» WHAT TO WORK ON: Scan the lines below for the word "with". Copy each line you find it in.
== GIVEN INFORMATION ==
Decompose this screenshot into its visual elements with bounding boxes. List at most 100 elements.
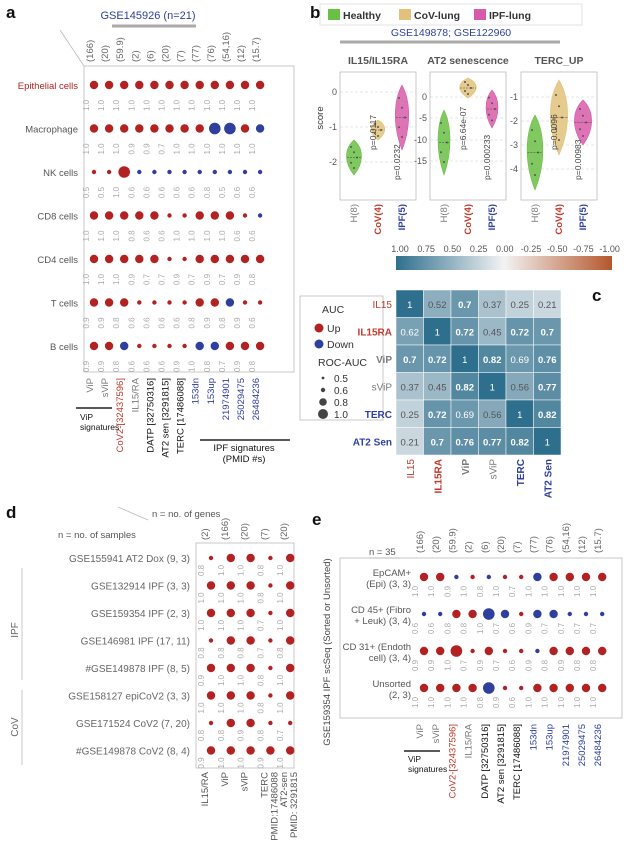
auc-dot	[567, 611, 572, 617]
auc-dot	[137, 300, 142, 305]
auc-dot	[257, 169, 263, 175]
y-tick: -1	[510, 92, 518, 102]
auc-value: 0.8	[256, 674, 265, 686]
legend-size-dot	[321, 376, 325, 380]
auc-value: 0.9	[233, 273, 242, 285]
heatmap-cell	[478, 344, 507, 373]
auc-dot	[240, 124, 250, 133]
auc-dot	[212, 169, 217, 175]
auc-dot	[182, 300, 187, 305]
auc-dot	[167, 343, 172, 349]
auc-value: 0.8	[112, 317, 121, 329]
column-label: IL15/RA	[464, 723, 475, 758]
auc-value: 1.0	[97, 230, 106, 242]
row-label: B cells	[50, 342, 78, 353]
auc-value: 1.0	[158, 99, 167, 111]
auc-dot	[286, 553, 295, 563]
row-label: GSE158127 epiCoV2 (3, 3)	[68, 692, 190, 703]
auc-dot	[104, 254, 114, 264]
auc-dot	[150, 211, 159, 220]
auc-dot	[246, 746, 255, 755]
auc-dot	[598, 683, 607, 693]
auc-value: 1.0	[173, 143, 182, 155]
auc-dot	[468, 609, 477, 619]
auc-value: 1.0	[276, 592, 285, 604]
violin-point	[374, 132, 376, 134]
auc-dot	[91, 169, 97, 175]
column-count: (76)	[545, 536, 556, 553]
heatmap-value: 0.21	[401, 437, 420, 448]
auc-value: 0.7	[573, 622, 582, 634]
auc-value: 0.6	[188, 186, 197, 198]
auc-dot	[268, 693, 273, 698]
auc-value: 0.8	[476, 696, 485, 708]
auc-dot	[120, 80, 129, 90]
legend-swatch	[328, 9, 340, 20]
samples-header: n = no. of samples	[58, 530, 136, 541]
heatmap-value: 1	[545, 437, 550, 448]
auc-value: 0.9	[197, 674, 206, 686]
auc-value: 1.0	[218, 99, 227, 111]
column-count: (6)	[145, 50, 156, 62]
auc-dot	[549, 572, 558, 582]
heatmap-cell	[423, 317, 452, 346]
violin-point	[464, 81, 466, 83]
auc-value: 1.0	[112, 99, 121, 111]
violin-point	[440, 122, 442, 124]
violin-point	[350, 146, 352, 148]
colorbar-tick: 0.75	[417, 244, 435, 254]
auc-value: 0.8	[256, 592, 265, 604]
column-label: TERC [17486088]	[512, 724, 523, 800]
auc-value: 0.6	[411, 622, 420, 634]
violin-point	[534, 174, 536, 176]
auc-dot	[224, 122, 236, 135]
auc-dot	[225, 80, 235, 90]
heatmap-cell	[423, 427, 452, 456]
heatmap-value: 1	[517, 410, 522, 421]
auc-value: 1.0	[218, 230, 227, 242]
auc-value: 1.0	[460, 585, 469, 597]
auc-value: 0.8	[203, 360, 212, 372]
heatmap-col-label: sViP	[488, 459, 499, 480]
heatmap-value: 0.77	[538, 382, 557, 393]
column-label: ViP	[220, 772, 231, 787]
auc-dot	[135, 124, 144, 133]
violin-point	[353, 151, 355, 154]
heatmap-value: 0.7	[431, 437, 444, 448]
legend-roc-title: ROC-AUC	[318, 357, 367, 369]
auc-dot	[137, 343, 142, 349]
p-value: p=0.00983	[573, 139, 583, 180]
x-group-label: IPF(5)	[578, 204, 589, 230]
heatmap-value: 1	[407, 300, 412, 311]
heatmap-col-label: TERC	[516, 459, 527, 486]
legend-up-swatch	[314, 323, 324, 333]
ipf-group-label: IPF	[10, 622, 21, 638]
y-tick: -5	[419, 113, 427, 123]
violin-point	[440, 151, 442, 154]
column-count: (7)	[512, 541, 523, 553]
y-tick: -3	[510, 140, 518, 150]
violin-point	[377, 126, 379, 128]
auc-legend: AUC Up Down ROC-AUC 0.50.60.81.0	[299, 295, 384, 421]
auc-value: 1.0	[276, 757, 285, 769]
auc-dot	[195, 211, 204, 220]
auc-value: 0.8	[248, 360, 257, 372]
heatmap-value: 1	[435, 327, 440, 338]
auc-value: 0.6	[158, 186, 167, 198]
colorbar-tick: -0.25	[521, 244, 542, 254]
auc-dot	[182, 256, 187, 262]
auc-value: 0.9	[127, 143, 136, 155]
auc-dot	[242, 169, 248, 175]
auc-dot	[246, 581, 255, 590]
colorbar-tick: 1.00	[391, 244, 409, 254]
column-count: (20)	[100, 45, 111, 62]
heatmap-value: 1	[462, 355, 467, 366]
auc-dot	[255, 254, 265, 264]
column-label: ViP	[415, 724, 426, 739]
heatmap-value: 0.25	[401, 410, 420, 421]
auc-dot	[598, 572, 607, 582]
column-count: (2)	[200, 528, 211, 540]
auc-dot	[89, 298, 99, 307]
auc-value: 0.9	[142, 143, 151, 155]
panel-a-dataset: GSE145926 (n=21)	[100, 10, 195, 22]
===
== GIVEN INFORMATION ==
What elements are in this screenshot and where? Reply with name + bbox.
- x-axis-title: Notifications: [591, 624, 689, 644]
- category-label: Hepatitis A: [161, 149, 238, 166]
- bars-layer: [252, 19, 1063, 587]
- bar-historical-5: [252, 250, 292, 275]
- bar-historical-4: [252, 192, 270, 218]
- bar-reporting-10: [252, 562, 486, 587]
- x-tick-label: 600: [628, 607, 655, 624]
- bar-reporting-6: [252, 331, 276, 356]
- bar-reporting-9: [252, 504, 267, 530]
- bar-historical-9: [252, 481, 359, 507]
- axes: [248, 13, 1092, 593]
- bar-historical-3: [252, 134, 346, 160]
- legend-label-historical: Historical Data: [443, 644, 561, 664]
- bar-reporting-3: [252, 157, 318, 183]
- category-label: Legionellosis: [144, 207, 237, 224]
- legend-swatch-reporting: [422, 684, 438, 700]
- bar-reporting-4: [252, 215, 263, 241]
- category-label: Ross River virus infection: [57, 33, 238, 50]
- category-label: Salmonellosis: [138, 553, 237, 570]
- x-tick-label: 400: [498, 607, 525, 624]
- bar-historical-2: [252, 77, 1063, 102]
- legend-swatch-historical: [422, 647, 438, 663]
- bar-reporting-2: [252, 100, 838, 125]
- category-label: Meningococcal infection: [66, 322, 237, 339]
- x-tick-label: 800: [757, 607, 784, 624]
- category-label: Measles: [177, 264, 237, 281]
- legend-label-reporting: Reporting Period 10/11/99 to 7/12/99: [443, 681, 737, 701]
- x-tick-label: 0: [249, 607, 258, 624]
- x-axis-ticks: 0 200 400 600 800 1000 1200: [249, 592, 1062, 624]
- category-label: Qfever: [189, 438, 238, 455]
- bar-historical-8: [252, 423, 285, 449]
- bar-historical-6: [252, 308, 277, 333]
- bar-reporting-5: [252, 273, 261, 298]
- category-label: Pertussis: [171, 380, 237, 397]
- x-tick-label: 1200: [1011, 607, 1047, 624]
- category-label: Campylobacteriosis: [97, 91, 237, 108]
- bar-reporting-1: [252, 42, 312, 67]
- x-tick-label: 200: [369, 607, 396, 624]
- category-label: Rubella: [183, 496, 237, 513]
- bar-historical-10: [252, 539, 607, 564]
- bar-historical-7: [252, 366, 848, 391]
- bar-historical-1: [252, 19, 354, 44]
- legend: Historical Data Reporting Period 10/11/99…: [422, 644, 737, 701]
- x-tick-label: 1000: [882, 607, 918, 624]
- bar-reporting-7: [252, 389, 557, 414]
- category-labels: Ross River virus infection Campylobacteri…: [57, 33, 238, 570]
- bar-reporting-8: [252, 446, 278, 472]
===
» WRITTEN RESPONSE:
Decompose this screenshot into its visual elements with bounding boxes. List at most 100 elements.
What elements are in this screenshot and where? Reply with name + bbox.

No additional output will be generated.